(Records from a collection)
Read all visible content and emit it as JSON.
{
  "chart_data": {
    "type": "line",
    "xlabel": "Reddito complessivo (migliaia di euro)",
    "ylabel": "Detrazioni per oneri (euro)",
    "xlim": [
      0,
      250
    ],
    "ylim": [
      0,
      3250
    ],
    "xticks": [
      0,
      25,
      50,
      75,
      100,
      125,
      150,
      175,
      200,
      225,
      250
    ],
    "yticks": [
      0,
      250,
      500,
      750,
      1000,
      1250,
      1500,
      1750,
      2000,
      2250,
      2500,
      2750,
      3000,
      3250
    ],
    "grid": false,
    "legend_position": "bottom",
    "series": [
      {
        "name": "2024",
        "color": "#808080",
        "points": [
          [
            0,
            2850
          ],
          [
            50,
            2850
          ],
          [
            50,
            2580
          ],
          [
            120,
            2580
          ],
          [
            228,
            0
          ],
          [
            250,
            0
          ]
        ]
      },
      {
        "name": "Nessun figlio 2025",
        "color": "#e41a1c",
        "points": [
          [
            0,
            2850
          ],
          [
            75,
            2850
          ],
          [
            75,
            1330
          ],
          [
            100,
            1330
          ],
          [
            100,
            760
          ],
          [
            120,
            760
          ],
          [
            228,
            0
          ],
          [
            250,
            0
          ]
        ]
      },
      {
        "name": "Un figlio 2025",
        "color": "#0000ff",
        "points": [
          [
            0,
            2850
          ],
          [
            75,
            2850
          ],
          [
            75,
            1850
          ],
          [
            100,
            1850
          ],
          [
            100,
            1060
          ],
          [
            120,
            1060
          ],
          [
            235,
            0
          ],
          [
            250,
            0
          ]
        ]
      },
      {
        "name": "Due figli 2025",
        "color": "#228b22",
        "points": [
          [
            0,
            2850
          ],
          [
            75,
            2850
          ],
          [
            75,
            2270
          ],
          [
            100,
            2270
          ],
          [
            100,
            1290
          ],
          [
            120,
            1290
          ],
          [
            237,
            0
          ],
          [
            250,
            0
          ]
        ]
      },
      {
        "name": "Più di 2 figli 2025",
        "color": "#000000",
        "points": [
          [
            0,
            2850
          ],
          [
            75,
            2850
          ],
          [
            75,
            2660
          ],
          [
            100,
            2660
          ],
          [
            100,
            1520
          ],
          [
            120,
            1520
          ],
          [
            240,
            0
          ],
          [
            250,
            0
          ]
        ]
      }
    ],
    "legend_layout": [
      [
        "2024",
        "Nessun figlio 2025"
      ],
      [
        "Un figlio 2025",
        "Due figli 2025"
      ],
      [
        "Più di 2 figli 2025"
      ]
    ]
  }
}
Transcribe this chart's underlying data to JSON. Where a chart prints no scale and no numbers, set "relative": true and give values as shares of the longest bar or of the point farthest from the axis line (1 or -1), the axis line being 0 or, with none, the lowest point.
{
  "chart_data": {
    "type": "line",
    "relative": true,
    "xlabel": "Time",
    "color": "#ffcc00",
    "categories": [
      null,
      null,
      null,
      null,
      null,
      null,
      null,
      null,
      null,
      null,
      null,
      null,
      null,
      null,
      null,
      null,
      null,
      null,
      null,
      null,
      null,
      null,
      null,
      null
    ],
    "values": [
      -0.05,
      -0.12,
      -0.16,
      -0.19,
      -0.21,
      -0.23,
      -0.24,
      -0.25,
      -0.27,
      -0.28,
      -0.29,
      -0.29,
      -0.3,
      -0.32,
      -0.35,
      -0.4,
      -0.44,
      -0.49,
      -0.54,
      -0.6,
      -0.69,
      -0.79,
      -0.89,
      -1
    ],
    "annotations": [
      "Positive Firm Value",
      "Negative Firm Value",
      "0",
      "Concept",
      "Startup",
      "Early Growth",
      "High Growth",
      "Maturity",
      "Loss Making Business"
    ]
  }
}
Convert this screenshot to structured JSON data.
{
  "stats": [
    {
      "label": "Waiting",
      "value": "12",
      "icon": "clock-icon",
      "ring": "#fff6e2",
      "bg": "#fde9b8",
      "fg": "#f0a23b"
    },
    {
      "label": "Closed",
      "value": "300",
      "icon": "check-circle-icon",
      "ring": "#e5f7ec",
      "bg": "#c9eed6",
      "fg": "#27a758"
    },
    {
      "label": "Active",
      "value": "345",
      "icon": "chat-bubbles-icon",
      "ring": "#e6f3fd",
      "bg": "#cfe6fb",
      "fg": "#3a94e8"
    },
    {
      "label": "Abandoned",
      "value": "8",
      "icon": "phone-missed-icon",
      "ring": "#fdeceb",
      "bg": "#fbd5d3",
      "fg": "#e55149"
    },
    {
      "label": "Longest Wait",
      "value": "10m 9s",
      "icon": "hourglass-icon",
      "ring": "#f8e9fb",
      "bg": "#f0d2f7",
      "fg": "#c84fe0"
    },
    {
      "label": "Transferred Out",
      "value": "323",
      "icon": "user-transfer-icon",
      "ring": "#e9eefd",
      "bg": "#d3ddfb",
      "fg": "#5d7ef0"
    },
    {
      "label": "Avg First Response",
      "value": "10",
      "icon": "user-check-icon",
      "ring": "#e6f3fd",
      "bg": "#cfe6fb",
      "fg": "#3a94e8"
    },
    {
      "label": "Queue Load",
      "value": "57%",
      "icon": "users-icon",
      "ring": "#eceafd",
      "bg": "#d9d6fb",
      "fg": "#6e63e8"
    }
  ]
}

THE PROBLEM:
Give only the number of lines in the entries above that contain the string "Firm".

CORRECT ANSWER:
2